▸ TASK OBJECTIVE
Identify every line in the records below that contains the word "York", and copy each of those lines.

** START **

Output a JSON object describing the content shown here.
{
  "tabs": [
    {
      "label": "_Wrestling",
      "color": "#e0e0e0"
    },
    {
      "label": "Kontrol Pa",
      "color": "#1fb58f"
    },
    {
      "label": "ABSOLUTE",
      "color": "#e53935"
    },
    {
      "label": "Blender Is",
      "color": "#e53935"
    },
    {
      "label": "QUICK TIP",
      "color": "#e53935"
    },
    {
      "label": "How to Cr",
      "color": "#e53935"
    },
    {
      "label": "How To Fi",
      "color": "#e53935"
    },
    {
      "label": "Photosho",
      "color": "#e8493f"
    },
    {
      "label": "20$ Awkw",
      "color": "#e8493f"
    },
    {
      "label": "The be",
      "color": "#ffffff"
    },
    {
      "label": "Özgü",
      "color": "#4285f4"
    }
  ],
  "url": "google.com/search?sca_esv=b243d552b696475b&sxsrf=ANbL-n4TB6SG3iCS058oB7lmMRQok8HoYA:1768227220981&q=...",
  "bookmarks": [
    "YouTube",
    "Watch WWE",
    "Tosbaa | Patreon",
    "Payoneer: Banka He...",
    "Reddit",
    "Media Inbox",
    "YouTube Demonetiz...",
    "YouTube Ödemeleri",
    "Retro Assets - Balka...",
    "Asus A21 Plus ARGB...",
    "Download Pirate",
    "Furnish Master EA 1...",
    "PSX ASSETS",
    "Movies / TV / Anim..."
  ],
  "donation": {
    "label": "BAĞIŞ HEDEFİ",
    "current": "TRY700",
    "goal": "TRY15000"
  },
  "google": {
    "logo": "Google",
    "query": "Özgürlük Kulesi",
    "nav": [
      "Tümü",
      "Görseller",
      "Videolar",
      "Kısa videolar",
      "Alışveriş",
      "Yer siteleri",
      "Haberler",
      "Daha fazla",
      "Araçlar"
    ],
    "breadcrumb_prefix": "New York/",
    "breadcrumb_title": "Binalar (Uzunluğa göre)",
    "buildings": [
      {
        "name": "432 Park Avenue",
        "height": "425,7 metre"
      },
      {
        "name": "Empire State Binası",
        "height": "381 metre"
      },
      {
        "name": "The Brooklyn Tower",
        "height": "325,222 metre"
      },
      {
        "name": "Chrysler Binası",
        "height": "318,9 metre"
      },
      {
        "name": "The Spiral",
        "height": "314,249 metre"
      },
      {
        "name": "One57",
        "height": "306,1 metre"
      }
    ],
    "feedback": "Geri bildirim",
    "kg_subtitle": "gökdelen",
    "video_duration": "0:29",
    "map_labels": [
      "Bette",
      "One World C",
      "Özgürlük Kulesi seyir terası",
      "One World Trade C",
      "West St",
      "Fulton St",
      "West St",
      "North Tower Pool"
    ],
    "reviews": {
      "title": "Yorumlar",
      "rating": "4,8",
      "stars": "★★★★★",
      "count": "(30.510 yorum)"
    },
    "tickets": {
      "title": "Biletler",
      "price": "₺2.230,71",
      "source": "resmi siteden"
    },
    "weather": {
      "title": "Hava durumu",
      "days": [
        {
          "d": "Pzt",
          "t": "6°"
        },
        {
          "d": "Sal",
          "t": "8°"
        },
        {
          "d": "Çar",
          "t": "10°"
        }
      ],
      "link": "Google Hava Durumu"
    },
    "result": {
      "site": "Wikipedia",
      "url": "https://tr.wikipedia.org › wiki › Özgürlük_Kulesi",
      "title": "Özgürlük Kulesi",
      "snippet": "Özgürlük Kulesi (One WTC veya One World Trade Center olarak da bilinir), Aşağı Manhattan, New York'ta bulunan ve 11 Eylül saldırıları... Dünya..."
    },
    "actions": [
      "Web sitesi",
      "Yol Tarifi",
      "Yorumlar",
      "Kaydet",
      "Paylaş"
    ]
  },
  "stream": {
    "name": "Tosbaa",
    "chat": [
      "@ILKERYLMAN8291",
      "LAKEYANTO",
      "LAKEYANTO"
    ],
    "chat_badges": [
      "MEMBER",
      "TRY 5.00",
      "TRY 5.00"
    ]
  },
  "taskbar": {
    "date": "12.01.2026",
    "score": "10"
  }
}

** END **

▸ TASK RESULT
    "breadcrumb_prefix": "New York/",
      "snippet": "Özgürlük Kulesi (One WTC veya One World Trade Center olarak da bilinir), Aşağı Manhattan, New York'ta bulunan ve 11 Eylül saldırıları... Dünya..."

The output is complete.